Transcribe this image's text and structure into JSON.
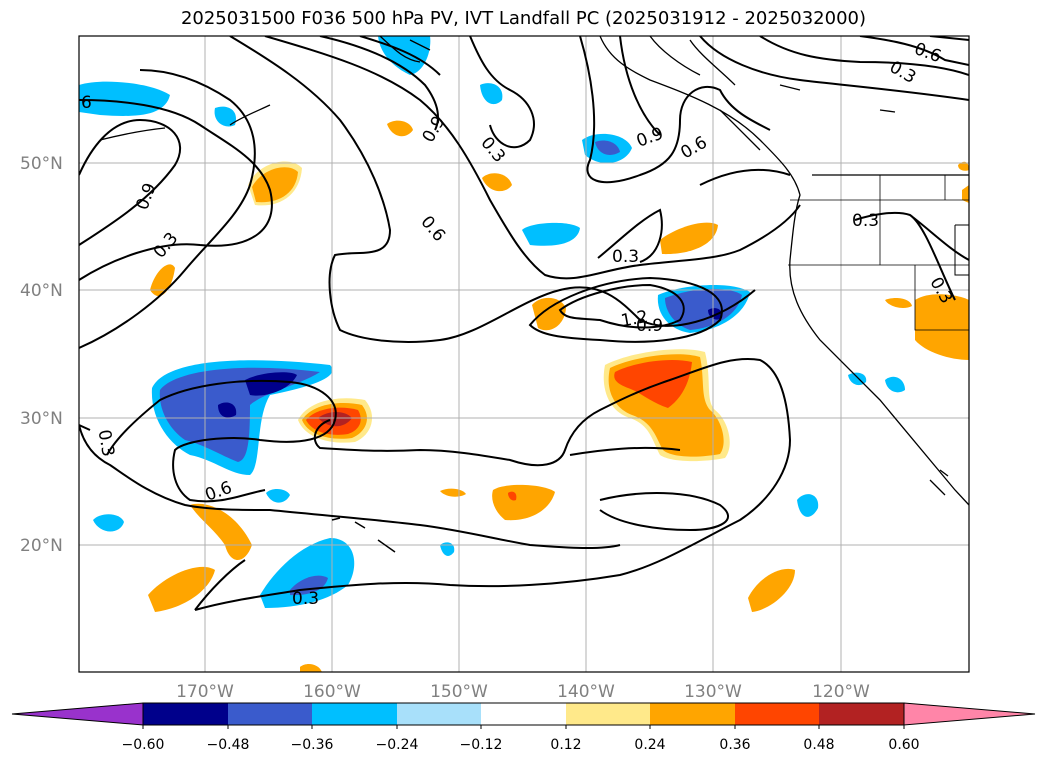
{
  "title": "2025031500 F036 500 hPa PV, IVT Landfall PC (2025031912 - 2025032000)",
  "map": {
    "lon_range": [
      -180,
      -110
    ],
    "lat_range": [
      10,
      60
    ],
    "lat_ticks": [
      "20°N",
      "30°N",
      "40°N",
      "50°N"
    ],
    "lon_ticks": [
      "170°W",
      "160°W",
      "150°W",
      "140°W",
      "130°W",
      "120°W"
    ],
    "gridlines": true
  },
  "contour_labels": [
    {
      "id": "c-lbl-1",
      "text": "6"
    },
    {
      "id": "c-lbl-2",
      "text": "0.9"
    },
    {
      "id": "c-lbl-3",
      "text": "0.3"
    },
    {
      "id": "c-lbl-4",
      "text": "0.9"
    },
    {
      "id": "c-lbl-5",
      "text": "0.3"
    },
    {
      "id": "c-lbl-6",
      "text": "0.6"
    },
    {
      "id": "c-lbl-7",
      "text": "0.9"
    },
    {
      "id": "c-lbl-8",
      "text": "0.6"
    },
    {
      "id": "c-lbl-9",
      "text": "0.3"
    },
    {
      "id": "c-lbl-10",
      "text": "0.6"
    },
    {
      "id": "c-lbl-11",
      "text": "0.3"
    },
    {
      "id": "c-lbl-12",
      "text": "1.2"
    },
    {
      "id": "c-lbl-13",
      "text": "0.9"
    },
    {
      "id": "c-lbl-14",
      "text": "0.3"
    },
    {
      "id": "c-lbl-15",
      "text": "0.3"
    },
    {
      "id": "c-lbl-16",
      "text": "0.6"
    },
    {
      "id": "c-lbl-17",
      "text": "0.3"
    },
    {
      "id": "c-lbl-18",
      "text": "0.3"
    }
  ],
  "colorbar": {
    "tick_labels": [
      "−0.60",
      "−0.48",
      "−0.36",
      "−0.24",
      "−0.12",
      "0.12",
      "0.24",
      "0.36",
      "0.48",
      "0.60"
    ],
    "colors": [
      "#9932cc",
      "#00008b",
      "#3a5bcc",
      "#00bfff",
      "#a8e0fa",
      "#ffffff",
      "#ffe98a",
      "#ffa500",
      "#ff4500",
      "#b22222",
      "#ff85a8"
    ]
  },
  "legend_colors": {
    "contour": "#000000",
    "grid": "#b0b0b0",
    "coast": "#000000"
  }
}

## Challenge
Your copy should match the records word for word, with the pictures removed.

## Final result
Transcribe this image's text and structure into JSON.
{
  "title": "2025031500 F036 500 hPa PV, IVT Landfall PC (2025031912 - 2025032000)",
  "map": {
    "lon_range": [
      -180,
      -110
    ],
    "lat_range": [
      10,
      60
    ],
    "lat_ticks": [
      "20°N",
      "30°N",
      "40°N",
      "50°N"
    ],
    "lon_ticks": [
      "170°W",
      "160°W",
      "150°W",
      "140°W",
      "130°W",
      "120°W"
    ],
    "gridlines": true
  },
  "contour_labels": [
    {
      "id": "c-lbl-1",
      "text": "6"
    },
    {
      "id": "c-lbl-2",
      "text": "0.9"
    },
    {
      "id": "c-lbl-3",
      "text": "0.3"
    },
    {
      "id": "c-lbl-4",
      "text": "0.9"
    },
    {
      "id": "c-lbl-5",
      "text": "0.3"
    },
    {
      "id": "c-lbl-6",
      "text": "0.6"
    },
    {
      "id": "c-lbl-7",
      "text": "0.9"
    },
    {
      "id": "c-lbl-8",
      "text": "0.6"
    },
    {
      "id": "c-lbl-9",
      "text": "0.3"
    },
    {
      "id": "c-lbl-10",
      "text": "0.6"
    },
    {
      "id": "c-lbl-11",
      "text": "0.3"
    },
    {
      "id": "c-lbl-12",
      "text": "1.2"
    },
    {
      "id": "c-lbl-13",
      "text": "0.9"
    },
    {
      "id": "c-lbl-14",
      "text": "0.3"
    },
    {
      "id": "c-lbl-15",
      "text": "0.3"
    },
    {
      "id": "c-lbl-16",
      "text": "0.6"
    },
    {
      "id": "c-lbl-17",
      "text": "0.3"
    },
    {
      "id": "c-lbl-18",
      "text": "0.3"
    }
  ],
  "colorbar": {
    "tick_labels": [
      "−0.60",
      "−0.48",
      "−0.36",
      "−0.24",
      "−0.12",
      "0.12",
      "0.24",
      "0.36",
      "0.48",
      "0.60"
    ],
    "colors": [
      "#9932cc",
      "#00008b",
      "#3a5bcc",
      "#00bfff",
      "#a8e0fa",
      "#ffffff",
      "#ffe98a",
      "#ffa500",
      "#ff4500",
      "#b22222",
      "#ff85a8"
    ]
  },
  "legend_colors": {
    "contour": "#000000",
    "grid": "#b0b0b0",
    "coast": "#000000"
  }
}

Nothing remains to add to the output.